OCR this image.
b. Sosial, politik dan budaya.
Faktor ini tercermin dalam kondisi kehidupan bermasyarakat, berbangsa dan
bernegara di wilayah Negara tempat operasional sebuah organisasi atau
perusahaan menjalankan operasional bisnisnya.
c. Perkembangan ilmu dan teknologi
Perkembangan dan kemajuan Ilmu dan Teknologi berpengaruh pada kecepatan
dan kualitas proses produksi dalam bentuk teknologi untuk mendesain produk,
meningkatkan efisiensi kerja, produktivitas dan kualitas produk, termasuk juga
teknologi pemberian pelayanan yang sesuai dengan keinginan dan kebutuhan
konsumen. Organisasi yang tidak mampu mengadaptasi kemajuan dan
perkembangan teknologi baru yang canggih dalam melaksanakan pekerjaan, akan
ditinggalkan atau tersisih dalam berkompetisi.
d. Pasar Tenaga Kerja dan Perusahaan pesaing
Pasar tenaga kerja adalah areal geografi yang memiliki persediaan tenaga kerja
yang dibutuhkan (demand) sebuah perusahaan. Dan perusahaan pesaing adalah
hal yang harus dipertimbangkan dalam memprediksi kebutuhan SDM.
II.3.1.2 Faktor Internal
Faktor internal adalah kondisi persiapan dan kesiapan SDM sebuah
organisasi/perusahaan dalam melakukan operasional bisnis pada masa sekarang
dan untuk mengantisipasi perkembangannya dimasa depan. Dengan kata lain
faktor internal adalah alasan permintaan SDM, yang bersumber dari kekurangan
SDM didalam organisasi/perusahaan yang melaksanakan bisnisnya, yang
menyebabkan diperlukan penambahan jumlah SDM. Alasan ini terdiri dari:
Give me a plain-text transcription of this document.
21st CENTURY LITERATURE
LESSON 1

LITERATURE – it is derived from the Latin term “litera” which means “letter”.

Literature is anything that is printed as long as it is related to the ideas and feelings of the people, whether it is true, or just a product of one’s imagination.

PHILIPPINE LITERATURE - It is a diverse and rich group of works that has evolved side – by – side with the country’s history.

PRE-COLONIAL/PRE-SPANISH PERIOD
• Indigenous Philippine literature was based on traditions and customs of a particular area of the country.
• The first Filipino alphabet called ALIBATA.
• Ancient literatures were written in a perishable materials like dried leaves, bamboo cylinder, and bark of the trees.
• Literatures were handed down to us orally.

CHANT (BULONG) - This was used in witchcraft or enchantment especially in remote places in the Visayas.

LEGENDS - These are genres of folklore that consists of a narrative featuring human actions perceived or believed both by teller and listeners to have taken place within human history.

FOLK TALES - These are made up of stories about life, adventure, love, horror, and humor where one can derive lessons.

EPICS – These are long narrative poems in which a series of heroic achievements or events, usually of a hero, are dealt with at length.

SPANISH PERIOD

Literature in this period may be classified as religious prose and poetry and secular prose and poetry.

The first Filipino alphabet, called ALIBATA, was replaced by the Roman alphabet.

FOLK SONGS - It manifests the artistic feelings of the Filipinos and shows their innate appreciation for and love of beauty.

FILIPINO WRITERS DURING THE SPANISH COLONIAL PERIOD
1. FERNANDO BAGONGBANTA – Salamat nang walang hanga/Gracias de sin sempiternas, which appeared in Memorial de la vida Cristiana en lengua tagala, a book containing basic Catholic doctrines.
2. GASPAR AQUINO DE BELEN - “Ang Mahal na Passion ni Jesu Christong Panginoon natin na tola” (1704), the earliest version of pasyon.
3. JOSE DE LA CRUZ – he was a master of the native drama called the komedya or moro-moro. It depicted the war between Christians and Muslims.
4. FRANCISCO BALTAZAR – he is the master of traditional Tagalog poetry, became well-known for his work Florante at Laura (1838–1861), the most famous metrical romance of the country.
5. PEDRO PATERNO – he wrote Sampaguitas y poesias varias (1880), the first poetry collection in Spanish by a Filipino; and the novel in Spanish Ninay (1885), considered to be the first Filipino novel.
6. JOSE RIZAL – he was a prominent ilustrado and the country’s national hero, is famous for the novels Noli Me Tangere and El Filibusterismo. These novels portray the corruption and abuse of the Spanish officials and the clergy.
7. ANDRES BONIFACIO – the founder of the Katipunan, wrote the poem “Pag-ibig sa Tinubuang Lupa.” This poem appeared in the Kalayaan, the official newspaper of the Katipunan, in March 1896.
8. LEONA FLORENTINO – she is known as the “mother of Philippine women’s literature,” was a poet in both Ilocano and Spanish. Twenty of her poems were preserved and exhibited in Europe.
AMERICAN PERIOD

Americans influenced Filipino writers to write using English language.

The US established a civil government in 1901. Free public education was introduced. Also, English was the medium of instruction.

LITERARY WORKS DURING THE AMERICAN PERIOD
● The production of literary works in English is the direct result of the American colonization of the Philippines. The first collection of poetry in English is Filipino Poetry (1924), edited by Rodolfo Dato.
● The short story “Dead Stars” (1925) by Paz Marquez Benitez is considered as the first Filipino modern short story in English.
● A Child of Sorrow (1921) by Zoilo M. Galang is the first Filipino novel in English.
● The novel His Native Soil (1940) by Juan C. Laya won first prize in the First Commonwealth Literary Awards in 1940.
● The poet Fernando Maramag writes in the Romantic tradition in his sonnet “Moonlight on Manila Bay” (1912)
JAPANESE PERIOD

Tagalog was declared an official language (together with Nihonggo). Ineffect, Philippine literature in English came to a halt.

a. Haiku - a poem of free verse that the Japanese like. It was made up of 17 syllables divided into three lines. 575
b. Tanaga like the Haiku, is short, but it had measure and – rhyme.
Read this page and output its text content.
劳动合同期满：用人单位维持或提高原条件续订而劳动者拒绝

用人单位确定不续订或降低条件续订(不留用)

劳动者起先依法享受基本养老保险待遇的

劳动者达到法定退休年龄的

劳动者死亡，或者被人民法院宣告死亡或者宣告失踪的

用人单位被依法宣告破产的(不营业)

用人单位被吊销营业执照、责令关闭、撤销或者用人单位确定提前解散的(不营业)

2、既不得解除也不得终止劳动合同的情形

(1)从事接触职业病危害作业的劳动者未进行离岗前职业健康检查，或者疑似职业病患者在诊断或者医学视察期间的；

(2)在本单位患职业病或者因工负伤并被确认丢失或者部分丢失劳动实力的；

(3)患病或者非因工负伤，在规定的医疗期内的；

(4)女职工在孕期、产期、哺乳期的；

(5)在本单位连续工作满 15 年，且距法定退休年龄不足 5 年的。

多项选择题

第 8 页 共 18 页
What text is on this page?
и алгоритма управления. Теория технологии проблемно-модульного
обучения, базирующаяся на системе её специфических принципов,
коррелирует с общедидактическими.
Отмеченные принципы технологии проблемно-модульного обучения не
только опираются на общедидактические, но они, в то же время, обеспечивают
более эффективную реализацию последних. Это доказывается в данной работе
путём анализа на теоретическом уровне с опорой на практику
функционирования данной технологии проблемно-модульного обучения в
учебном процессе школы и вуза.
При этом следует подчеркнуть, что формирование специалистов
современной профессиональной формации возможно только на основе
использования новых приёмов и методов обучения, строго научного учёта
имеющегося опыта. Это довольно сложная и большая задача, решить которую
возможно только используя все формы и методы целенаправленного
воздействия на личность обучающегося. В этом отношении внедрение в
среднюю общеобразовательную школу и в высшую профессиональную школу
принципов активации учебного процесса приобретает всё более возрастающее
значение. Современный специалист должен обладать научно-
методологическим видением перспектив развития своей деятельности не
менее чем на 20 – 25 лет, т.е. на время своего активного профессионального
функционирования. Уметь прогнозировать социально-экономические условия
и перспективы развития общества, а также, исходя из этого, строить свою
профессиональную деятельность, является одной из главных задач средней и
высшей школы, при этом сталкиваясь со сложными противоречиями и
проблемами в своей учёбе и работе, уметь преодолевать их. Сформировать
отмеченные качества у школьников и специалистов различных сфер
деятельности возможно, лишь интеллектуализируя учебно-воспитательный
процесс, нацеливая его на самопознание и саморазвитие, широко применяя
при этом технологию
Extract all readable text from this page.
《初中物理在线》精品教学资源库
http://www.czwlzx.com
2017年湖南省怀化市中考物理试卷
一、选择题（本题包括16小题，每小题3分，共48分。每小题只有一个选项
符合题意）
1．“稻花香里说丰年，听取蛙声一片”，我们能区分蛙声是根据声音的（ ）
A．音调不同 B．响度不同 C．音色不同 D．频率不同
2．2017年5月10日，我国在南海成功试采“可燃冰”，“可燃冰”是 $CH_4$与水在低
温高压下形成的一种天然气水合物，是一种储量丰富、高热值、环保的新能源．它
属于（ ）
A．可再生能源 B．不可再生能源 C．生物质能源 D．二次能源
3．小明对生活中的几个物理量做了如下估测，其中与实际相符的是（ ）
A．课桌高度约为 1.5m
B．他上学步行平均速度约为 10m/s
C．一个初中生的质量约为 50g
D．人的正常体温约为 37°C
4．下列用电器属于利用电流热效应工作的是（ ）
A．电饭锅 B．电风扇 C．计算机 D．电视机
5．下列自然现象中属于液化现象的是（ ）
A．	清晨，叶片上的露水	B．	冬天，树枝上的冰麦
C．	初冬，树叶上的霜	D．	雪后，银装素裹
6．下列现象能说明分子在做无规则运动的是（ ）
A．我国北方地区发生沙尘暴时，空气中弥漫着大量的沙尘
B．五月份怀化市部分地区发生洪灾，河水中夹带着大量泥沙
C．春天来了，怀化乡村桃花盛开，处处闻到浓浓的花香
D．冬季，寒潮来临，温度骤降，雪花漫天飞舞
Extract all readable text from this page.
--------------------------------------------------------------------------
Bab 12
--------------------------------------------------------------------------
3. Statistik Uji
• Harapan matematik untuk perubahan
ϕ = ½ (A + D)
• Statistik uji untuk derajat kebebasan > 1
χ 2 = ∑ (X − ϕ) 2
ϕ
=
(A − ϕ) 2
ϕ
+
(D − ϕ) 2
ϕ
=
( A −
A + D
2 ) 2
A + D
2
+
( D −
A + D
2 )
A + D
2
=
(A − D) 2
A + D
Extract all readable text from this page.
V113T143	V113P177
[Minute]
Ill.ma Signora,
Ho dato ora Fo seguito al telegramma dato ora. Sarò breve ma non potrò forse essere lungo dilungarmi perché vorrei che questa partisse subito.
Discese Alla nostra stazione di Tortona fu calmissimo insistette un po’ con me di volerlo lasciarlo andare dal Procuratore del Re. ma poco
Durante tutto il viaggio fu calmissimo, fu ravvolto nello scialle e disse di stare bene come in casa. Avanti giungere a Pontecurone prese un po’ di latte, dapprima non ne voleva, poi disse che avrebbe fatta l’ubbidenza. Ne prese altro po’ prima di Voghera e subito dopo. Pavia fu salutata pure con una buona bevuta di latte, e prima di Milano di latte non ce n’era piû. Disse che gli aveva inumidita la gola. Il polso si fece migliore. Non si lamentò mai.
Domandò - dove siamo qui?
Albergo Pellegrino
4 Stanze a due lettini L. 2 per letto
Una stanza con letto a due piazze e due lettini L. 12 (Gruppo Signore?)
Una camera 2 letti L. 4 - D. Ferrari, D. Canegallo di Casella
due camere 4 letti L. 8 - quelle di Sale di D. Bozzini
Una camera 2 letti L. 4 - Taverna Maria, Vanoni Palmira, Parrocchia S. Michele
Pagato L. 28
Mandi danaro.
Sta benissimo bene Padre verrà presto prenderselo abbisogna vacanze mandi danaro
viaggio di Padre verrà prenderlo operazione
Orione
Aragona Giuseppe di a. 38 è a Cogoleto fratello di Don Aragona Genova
========================
Given exercise: Using the listing, collect all lines in which the string "Pasar" is found.

Correct result:
d. Pasar Tenaga Kerja dan Perusahaan pesaing
Pasar tenaga kerja adalah areal geografi yang memiliki persediaan tenaga kerja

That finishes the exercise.